● **WHAT IS BEING ASKED**: Examine the material below. Gather every line in which the string "nicht" appears.

———

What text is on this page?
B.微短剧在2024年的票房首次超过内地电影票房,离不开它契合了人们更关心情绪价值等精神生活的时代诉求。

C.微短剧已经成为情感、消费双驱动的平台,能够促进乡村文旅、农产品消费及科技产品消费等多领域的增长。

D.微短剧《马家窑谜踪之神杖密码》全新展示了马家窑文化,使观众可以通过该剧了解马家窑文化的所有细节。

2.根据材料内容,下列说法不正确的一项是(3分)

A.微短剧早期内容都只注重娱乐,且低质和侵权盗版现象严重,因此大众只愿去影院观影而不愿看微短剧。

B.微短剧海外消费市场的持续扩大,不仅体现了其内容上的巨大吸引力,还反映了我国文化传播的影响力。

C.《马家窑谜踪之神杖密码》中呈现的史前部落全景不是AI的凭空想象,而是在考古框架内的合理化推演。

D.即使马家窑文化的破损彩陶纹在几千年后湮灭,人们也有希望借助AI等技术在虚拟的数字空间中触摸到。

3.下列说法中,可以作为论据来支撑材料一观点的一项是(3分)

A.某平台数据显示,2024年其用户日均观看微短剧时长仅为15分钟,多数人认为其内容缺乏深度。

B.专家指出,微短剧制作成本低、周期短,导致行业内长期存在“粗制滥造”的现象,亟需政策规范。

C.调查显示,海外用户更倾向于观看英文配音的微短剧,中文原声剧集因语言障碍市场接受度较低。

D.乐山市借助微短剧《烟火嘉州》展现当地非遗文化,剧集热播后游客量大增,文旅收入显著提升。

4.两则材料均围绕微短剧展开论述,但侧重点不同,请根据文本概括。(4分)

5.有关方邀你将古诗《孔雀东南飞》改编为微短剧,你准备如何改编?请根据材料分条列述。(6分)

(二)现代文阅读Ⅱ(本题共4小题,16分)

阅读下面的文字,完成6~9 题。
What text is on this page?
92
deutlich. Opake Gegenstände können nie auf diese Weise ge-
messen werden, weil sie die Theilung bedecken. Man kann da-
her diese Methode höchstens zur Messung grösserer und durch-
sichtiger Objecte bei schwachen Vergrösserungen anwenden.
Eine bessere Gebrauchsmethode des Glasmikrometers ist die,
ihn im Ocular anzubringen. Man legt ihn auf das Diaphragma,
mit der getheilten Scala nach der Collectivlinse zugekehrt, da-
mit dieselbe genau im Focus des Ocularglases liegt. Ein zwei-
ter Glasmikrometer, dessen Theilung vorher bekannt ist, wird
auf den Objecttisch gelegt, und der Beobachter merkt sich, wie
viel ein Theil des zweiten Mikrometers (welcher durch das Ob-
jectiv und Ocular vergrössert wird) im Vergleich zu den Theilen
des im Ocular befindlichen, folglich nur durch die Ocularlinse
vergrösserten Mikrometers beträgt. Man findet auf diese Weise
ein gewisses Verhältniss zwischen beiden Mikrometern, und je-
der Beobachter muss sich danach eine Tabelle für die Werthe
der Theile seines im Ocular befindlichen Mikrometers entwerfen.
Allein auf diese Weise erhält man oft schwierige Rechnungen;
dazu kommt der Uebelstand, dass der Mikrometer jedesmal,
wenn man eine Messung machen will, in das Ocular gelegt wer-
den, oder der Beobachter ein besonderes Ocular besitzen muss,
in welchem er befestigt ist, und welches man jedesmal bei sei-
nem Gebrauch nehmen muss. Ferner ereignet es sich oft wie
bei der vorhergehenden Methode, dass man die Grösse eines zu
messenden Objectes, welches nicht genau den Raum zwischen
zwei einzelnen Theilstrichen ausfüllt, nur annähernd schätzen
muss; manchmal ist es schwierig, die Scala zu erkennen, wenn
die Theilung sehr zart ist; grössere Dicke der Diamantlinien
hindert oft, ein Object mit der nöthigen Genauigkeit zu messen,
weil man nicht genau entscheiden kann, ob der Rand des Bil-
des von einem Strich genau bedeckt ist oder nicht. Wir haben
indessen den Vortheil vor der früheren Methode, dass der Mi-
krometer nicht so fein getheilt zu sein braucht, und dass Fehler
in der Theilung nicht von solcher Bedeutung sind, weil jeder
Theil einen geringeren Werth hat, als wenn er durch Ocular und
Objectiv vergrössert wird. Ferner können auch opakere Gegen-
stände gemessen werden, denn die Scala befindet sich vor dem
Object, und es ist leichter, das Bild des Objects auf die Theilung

———

● **EXPECTED OUTPUT**:
messenden Objectes, welches nicht genau den Raum zwischen
weil man nicht genau entscheiden kann, ob der Rand des Bil-
des von einem Strich genau bedeckt ist oder nicht. Wir haben
krometer nicht so fein getheilt zu sein braucht, und dass Fehler
in der Theilung nicht von solcher Bedeutung sind, weil jeder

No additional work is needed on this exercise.